--- Written exercise ---
Locate all lines with the word "fuego". Copy them.

--- Information given ---
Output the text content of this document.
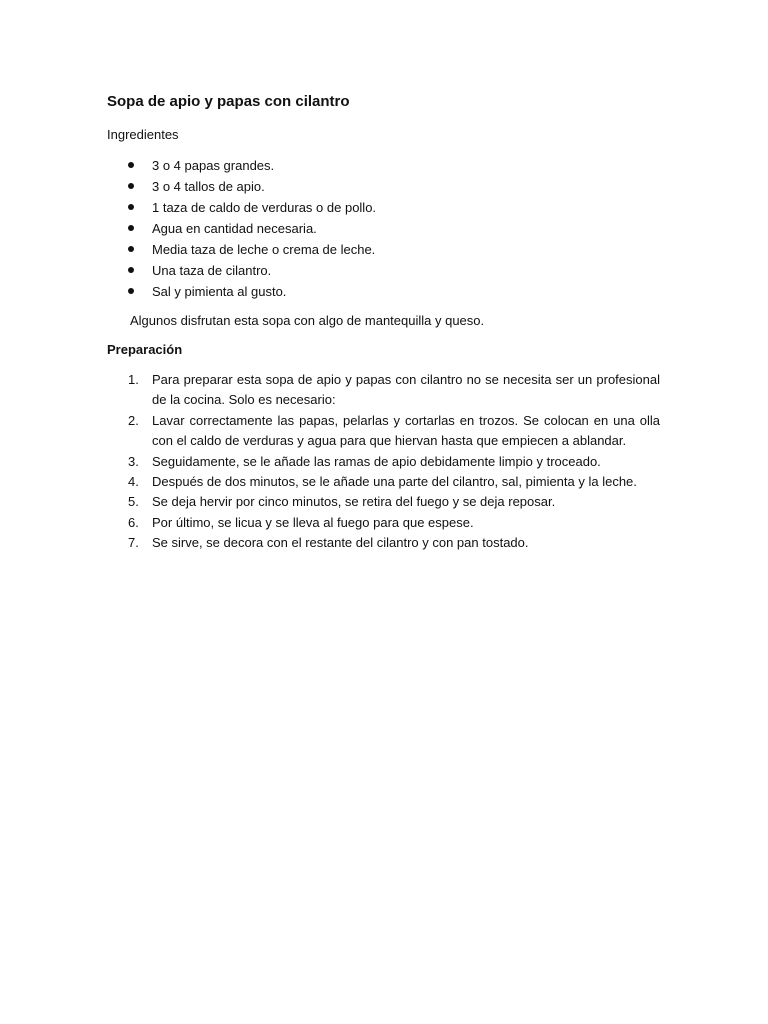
Sopa de apio y papas con cilantro

Ingredientes

3 o 4 papas grandes.
3 o 4 tallos de apio.
1 taza de caldo de verduras o de pollo.
Agua en cantidad necesaria.
Media taza de leche o crema de leche.
Una taza de cilantro.
Sal y pimienta al gusto.

Algunos disfrutan esta sopa con algo de mantequilla y queso.

Preparación

1. Para preparar esta sopa de apio y papas con cilantro no se necesita ser un profesional de la cocina. Solo es necesario:
2. Lavar correctamente las papas, pelarlas y cortarlas en trozos. Se colocan en una olla con el caldo de verduras y agua para que hiervan hasta que empiecen a ablandar.
3. Seguidamente, se le añade las ramas de apio debidamente limpio y troceado.
4. Después de dos minutos, se le añade una parte del cilantro, sal, pimienta y la leche.
5. Se deja hervir por cinco minutos, se retira del fuego y se deja reposar.
6. Por último, se licua y se lleva al fuego para que espese.
7. Se sirve, se decora con el restante del cilantro y con pan tostado.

--- Exercise response ---
5. Se deja hervir por cinco minutos, se retira del fuego y se deja reposar.
6. Por último, se licua y se lleva al fuego para que espese.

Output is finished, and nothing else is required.